DIRECTIONS — Copy the data that follows exactly. Include no pictures.

DATA TO USE —
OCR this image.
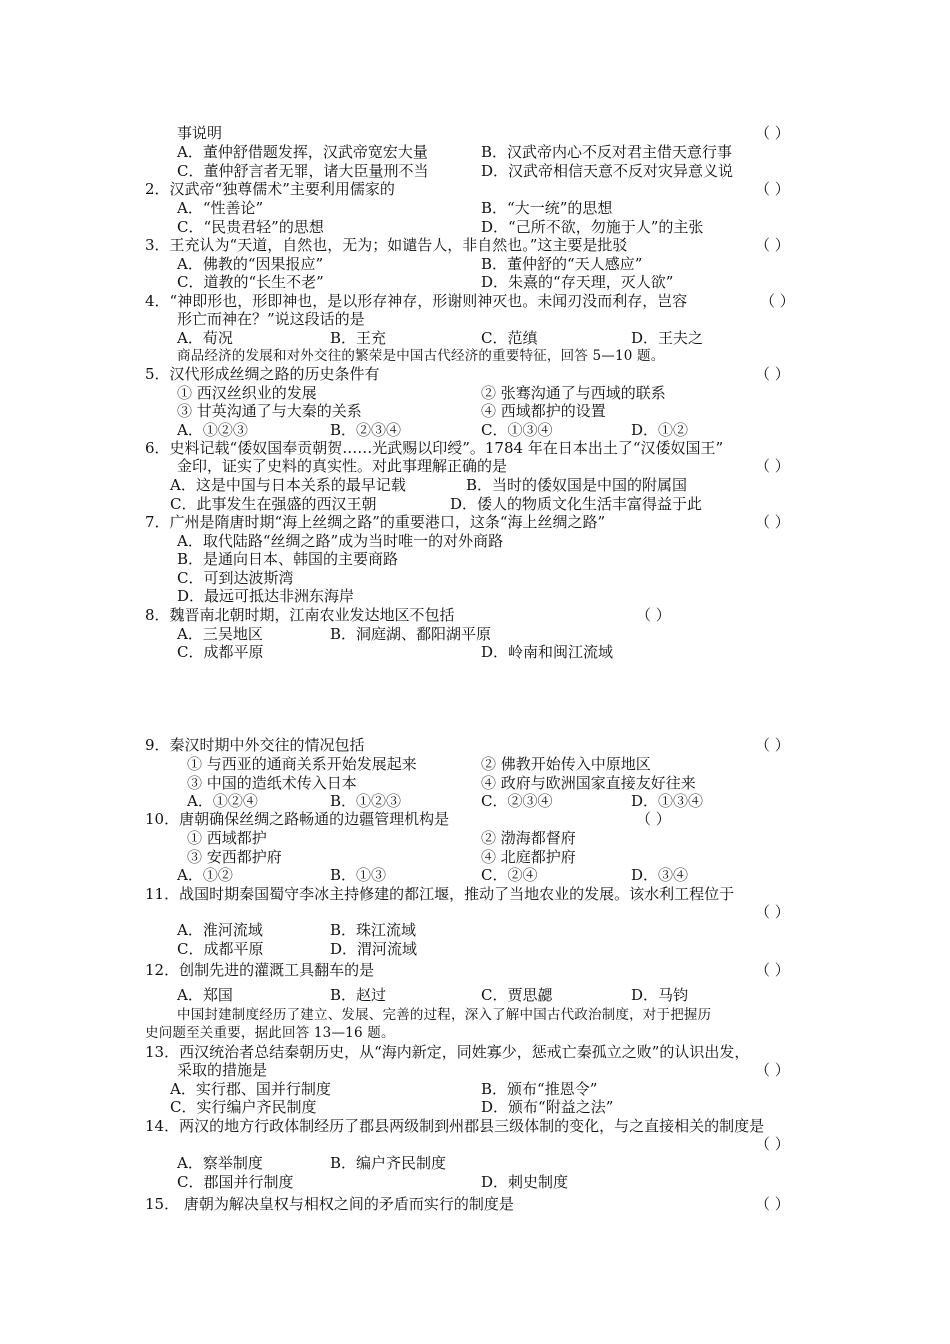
事说明	（ ）
A．董仲舒借题发挥，汉武帝宽宏大量	B．汉武帝内心不反对君主借天意行事
C．董仲舒言者无罪，诸大臣量刑不当	D．汉武帝相信天意不反对灾异意义说
2．汉武帝“独尊儒术”主要利用儒家的	（ ）
A．“性善论”	B．“大一统”的思想
C．“民贵君轻”的思想	D．“己所不欲，勿施于人”的主张
3．王充认为“天道，自然也，无为；如谴告人，非自然也。”这主要是批驳	（ ）
A．佛教的“因果报应”	B．董仲舒的“天人感应”
C．道教的“长生不老”	D．朱熹的“存天理，灭人欲”
4．“神即形也，形即神也，是以形存神存，形谢则神灭也。未闻刃没而利存，岂容	（ ）
形亡而神在？”说这段话的是
A．荀况	B．王充	C．范缜	D．王夫之
商品经济的发展和对外交往的繁荣是中国古代经济的重要特征，回答 5—10 题。
5．汉代形成丝绸之路的历史条件有	（ ）
① 西汉丝织业的发展	② 张骞沟通了与西域的联系
③ 甘英沟通了与大秦的关系	④ 西域都护的设置
A．①②③	B．②③④	C．①③④	D．①②
6．史料记载“倭奴国奉贡朝贺……光武赐以印绶”。1784 年在日本出土了“汉倭奴国王”
金印，证实了史料的真实性。对此事理解正确的是	（ ）
A．这是中国与日本关系的最早记载	B．当时的倭奴国是中国的附属国
C．此事发生在强盛的西汉王朝	D．倭人的物质文化生活丰富得益于此
7．广州是隋唐时期“海上丝绸之路”的重要港口，这条“海上丝绸之路”	（ ）
A．取代陆路“丝绸之路”成为当时唯一的对外商路
B．是通向日本、韩国的主要商路
C．可到达波斯湾
D．最远可抵达非洲东海岸
8．魏晋南北朝时期，江南农业发达地区不包括	（ ）
A．三吴地区	B．洞庭湖、鄱阳湖平原
C．成都平原	D．岭南和闽江流域
9．秦汉时期中外交往的情况包括	（ ）
① 与西亚的通商关系开始发展起来	② 佛教开始传入中原地区
③ 中国的造纸术传入日本	④ 政府与欧洲国家直接友好往来
A．①②④	B．①②③	C．②③④	D．①③④
10．唐朝确保丝绸之路畅通的边疆管理机构是	（ ）
① 西域都护	② 渤海都督府
③ 安西都护府	④ 北庭都护府
A．①②	B．①③	C．②④	D．③④
11．战国时期秦国蜀守李冰主持修建的都江堰，推动了当地农业的发展。该水利工程位于
（ ）
A．淮河流域	B．珠江流域
C．成都平原	D．渭河流域
12．创制先进的灌溉工具翻车的是	（ ）
A．郑国	B．赵过	C．贾思勰	D．马钧
中国封建制度经历了建立、发展、完善的过程，深入了解中国古代政治制度，对于把握历
史问题至关重要，据此回答 13—16 题。
13．西汉统治者总结秦朝历史，从“海内新定，同姓寡少，惩戒亡秦孤立之败”的认识出发，
采取的措施是	（ ）
A．实行郡、国并行制度	B．颁布“推恩令”
C．实行编户齐民制度	D．颁布“附益之法”
14．两汉的地方行政体制经历了郡县两级制到州郡县三级体制的变化，与之直接相关的制度是
（ ）
A．察举制度	B．编户齐民制度
C．郡国并行制度	D．刺史制度
15． 唐朝为解决皇权与相权之间的矛盾而实行的制度是	（ ）
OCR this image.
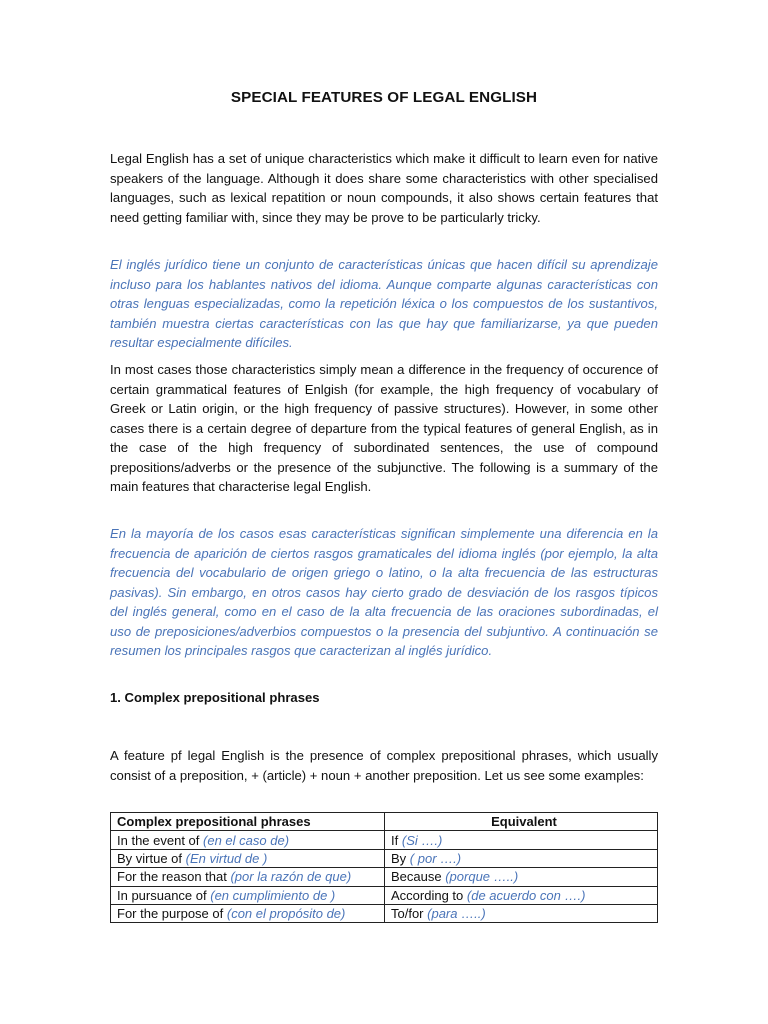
SPECIAL FEATURES OF LEGAL ENGLISH

Legal English has a set of unique characteristics which make it difficult to learn even for native speakers of the language. Although it does share some characteristics with other specialised languages, such as lexical repatition or noun compounds, it also shows certain features that need getting familiar with, since they may be prove to be particularly tricky.

El inglés jurídico tiene un conjunto de características únicas que hacen difícil su aprendizaje incluso para los hablantes nativos del idioma. Aunque comparte algunas características con otras lenguas especializadas, como la repetición léxica o los compuestos de los sustantivos, también muestra ciertas características con las que hay que familiarizarse, ya que pueden resultar especialmente difíciles.

In most cases those characteristics simply mean a difference in the frequency of occurence of certain grammatical features of Enlgish (for example, the high frequency of vocabulary of Greek or Latin origin, or the high frequency of passive structures). However, in some other cases there is a certain degree of departure from the typical features of general English, as in the case of the high frequency of subordinated sentences, the use of compound prepositions/adverbs or the presence of the subjunctive. The following is a summary of the main features that characterise legal English.

En la mayoría de los casos esas características significan simplemente una diferencia en la frecuencia de aparición de ciertos rasgos gramaticales del idioma inglés (por ejemplo, la alta frecuencia del vocabulario de origen griego o latino, o la alta frecuencia de las estructuras pasivas). Sin embargo, en otros casos hay cierto grado de desviación de los rasgos típicos del inglés general, como en el caso de la alta frecuencia de las oraciones subordinadas, el uso de preposiciones/adverbios compuestos o la presencia del subjuntivo. A continuación se resumen los principales rasgos que caracterizan al inglés jurídico.

1. Complex prepositional phrases

A feature pf legal English is the presence of complex prepositional phrases, which usually consist of a preposition, + (article) + noun + another preposition. Let us see some examples:

Complex prepositional phrases	Equivalent
In the event of (en el caso de)	If (Si ….)
By virtue of (En virtud de )	By ( por ….)
For the reason that (por la razón de que)	Because (porque …..)
In pursuance of (en cumplimiento de )	According to (de acuerdo con ….)
For the purpose of (con el propósito de)	To/for (para …..)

EXERCISE ANSWER —
OCR this image.
事说明	（ ）
A．董仲舒借题发挥，汉武帝宽宏大量	B．汉武帝内心不反对君主借天意行事
C．董仲舒言者无罪，诸大臣量刑不当	D．汉武帝相信天意不反对灾异意义说
2．汉武帝“独尊儒术”主要利用儒家的	（ ）
A．“性善论”	B．“大一统”的思想
C．“民贵君轻”的思想	D．“己所不欲，勿施于人”的主张
3．王充认为“天道，自然也，无为；如谴告人，非自然也。”这主要是批驳	（ ）
A．佛教的“因果报应”	B．董仲舒的“天人感应”
C．道教的“长生不老”	D．朱熹的“存天理，灭人欲”
4．“神即形也，形即神也，是以形存神存，形谢则神灭也。未闻刃没而利存，岂容	（ ）
形亡而神在？”说这段话的是
A．荀况	B．王充	C．范缜	D．王夫之
商品经济的发展和对外交往的繁荣是中国古代经济的重要特征，回答 5—10 题。
5．汉代形成丝绸之路的历史条件有	（ ）
① 西汉丝织业的发展	② 张骞沟通了与西域的联系
③ 甘英沟通了与大秦的关系	④ 西域都护的设置
A．①②③	B．②③④	C．①③④	D．①②
6．史料记载“倭奴国奉贡朝贺……光武赐以印绶”。1784 年在日本出土了“汉倭奴国王”
金印，证实了史料的真实性。对此事理解正确的是	（ ）
A．这是中国与日本关系的最早记载	B．当时的倭奴国是中国的附属国
C．此事发生在强盛的西汉王朝	D．倭人的物质文化生活丰富得益于此
7．广州是隋唐时期“海上丝绸之路”的重要港口，这条“海上丝绸之路”	（ ）
A．取代陆路“丝绸之路”成为当时唯一的对外商路
B．是通向日本、韩国的主要商路
C．可到达波斯湾
D．最远可抵达非洲东海岸
8．魏晋南北朝时期，江南农业发达地区不包括	（ ）
A．三吴地区	B．洞庭湖、鄱阳湖平原
C．成都平原	D．岭南和闽江流域
9．秦汉时期中外交往的情况包括	（ ）
① 与西亚的通商关系开始发展起来	② 佛教开始传入中原地区
③ 中国的造纸术传入日本	④ 政府与欧洲国家直接友好往来
A．①②④	B．①②③	C．②③④	D．①③④
10．唐朝确保丝绸之路畅通的边疆管理机构是	（ ）
① 西域都护	② 渤海都督府
③ 安西都护府	④ 北庭都护府
A．①②	B．①③	C．②④	D．③④
11．战国时期秦国蜀守李冰主持修建的都江堰，推动了当地农业的发展。该水利工程位于
（ ）
A．淮河流域	B．珠江流域
C．成都平原	D．渭河流域
12．创制先进的灌溉工具翻车的是	（ ）
A．郑国	B．赵过	C．贾思勰	D．马钧
中国封建制度经历了建立、发展、完善的过程，深入了解中国古代政治制度，对于把握历
史问题至关重要，据此回答 13—16 题。
13．西汉统治者总结秦朝历史，从“海内新定，同姓寡少，惩戒亡秦孤立之败”的认识出发，
采取的措施是	（ ）
A．实行郡、国并行制度	B．颁布“推恩令”
C．实行编户齐民制度	D．颁布“附益之法”
14．两汉的地方行政体制经历了郡县两级制到州郡县三级体制的变化，与之直接相关的制度是
（ ）
A．察举制度	B．编户齐民制度
C．郡国并行制度	D．刺史制度
15． 唐朝为解决皇权与相权之间的矛盾而实行的制度是	（ ）
OCR this image.
SPECIAL FEATURES OF LEGAL ENGLISH

Legal English has a set of unique characteristics which make it difficult to learn even for native speakers of the language. Although it does share some characteristics with other specialised languages, such as lexical repatition or noun compounds, it also shows certain features that need getting familiar with, since they may be prove to be particularly tricky.

El inglés jurídico tiene un conjunto de características únicas que hacen difícil su aprendizaje incluso para los hablantes nativos del idioma. Aunque comparte algunas características con otras lenguas especializadas, como la repetición léxica o los compuestos de los sustantivos, también muestra ciertas características con las que hay que familiarizarse, ya que pueden resultar especialmente difíciles.

In most cases those characteristics simply mean a difference in the frequency of occurence of certain grammatical features of Enlgish (for example, the high frequency of vocabulary of Greek or Latin origin, or the high frequency of passive structures). However, in some other cases there is a certain degree of departure from the typical features of general English, as in the case of the high frequency of subordinated sentences, the use of compound prepositions/adverbs or the presence of the subjunctive. The following is a summary of the main features that characterise legal English.

En la mayoría de los casos esas características significan simplemente una diferencia en la frecuencia de aparición de ciertos rasgos gramaticales del idioma inglés (por ejemplo, la alta frecuencia del vocabulario de origen griego o latino, o la alta frecuencia de las estructuras pasivas). Sin embargo, en otros casos hay cierto grado de desviación de los rasgos típicos del inglés general, como en el caso de la alta frecuencia de las oraciones subordinadas, el uso de preposiciones/adverbios compuestos o la presencia del subjuntivo. A continuación se resumen los principales rasgos que caracterizan al inglés jurídico.

1. Complex prepositional phrases

A feature pf legal English is the presence of complex prepositional phrases, which usually consist of a preposition, + (article) + noun + another preposition. Let us see some examples:

Complex prepositional phrases	Equivalent
In the event of (en el caso de)	If (Si ….)
By virtue of (En virtud de )	By ( por ….)
For the reason that (por la razón de que)	Because (porque …..)
In pursuance of (en cumplimiento de )	According to (de acuerdo con ….)
For the purpose of (con el propósito de)	To/for (para …..)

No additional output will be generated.